# What the task asks
Please report every line from the material that contains the word "xlabel".

[Figure record extracts]
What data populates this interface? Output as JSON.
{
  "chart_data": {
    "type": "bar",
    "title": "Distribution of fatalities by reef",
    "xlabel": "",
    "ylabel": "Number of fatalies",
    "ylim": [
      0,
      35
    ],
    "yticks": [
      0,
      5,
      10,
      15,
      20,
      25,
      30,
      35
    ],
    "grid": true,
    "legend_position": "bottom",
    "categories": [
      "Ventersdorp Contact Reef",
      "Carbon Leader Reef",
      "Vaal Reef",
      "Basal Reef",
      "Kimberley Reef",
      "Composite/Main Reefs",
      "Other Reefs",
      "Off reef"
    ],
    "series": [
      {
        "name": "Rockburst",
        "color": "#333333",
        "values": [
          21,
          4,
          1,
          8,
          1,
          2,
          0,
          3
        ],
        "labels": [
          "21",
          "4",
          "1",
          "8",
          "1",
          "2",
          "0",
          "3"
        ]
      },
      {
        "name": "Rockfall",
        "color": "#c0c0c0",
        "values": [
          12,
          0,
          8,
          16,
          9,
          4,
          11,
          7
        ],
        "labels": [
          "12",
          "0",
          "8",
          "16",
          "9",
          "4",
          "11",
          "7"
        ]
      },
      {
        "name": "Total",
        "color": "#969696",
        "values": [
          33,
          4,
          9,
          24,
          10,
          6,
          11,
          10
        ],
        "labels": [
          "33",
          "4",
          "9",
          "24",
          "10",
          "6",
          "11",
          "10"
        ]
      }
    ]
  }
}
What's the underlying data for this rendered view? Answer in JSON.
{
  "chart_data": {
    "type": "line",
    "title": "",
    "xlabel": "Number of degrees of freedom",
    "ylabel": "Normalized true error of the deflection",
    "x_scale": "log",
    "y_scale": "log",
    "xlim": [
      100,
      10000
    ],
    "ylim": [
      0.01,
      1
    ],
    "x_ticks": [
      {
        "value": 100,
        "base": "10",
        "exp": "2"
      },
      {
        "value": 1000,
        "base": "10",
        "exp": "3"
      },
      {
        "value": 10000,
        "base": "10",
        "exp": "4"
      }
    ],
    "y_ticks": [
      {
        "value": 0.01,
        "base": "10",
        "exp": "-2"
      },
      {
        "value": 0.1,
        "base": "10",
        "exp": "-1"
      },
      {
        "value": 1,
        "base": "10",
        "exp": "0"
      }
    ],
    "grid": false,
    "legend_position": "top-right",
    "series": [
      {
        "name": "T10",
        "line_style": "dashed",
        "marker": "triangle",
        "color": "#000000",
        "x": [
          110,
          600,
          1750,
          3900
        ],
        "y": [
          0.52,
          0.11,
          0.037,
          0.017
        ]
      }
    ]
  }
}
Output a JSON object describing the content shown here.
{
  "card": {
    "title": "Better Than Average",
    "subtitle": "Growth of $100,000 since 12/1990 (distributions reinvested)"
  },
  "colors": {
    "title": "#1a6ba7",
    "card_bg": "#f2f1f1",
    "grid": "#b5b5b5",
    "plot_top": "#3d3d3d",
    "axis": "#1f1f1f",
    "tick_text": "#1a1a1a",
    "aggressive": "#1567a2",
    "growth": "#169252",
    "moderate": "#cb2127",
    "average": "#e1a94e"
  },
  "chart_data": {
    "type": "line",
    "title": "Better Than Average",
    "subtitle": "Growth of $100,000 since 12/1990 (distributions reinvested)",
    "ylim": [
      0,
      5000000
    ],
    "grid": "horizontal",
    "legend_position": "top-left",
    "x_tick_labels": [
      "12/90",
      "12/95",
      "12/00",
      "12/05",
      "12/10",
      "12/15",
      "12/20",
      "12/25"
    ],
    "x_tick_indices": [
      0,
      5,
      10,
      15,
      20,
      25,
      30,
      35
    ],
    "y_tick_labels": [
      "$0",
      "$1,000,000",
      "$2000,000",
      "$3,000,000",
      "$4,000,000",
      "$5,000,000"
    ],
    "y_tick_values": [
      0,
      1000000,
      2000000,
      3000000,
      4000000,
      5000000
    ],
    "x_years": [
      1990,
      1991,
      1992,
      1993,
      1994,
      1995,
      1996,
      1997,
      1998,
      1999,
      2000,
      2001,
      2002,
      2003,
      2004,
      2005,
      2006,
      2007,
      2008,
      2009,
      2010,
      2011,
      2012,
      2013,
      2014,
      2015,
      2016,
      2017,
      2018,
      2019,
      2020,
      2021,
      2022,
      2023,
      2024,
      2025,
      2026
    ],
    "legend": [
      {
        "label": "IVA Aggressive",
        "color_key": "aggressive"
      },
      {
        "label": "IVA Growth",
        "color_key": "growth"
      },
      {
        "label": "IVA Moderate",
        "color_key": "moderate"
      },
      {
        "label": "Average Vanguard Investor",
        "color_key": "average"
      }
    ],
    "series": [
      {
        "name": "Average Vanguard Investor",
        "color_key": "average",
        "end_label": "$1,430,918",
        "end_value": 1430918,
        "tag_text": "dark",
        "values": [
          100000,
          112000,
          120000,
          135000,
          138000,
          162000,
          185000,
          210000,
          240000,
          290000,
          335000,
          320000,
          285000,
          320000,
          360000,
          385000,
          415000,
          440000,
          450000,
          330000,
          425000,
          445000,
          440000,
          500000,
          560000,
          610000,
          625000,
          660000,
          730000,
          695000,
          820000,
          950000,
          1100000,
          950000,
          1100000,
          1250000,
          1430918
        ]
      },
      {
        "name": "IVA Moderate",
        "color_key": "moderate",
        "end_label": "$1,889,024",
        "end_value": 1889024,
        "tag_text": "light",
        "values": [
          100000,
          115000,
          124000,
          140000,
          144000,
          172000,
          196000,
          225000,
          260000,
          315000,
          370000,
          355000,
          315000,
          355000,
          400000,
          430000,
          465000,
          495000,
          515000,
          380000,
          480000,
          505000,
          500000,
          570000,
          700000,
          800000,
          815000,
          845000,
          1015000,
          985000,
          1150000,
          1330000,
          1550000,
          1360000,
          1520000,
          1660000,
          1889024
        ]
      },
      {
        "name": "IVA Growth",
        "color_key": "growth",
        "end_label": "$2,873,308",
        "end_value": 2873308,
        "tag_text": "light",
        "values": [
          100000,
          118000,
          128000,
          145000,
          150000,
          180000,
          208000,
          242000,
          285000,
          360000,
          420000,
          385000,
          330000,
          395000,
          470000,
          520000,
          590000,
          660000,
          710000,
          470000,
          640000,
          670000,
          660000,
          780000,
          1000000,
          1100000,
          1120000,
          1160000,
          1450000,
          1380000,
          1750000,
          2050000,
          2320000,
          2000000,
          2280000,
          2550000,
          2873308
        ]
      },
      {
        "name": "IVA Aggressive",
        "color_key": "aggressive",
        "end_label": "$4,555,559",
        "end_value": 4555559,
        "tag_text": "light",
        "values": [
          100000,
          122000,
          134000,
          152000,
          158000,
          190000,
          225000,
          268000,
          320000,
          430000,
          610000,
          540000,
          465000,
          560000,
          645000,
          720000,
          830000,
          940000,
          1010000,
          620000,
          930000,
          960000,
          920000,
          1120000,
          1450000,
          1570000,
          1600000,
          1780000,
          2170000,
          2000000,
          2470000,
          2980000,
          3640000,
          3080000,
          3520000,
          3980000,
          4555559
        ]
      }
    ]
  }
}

# Written solution
    "xlabel": "",
    "xlabel": "Number of degrees of freedom",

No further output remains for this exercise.